What you should do: Copy out every line containing the word "Ekspor".

Listed records:
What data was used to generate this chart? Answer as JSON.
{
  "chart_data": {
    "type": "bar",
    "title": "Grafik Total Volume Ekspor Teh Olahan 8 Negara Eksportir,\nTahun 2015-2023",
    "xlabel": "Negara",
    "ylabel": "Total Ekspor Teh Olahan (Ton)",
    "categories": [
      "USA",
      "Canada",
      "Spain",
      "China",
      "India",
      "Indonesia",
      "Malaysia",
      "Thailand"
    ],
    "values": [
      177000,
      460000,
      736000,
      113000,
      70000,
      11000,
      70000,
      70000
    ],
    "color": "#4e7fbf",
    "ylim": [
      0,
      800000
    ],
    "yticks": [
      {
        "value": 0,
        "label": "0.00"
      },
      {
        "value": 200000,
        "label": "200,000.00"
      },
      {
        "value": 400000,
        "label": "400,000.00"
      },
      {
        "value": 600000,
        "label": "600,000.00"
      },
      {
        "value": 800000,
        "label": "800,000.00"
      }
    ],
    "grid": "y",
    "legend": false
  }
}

Solution to this problem:
    "title": "Grafik Total Volume Ekspor Teh Olahan 8 Negara Eksportir,\nTahun 2015-2023",
    "ylabel": "Total Ekspor Teh Olahan (Ton)",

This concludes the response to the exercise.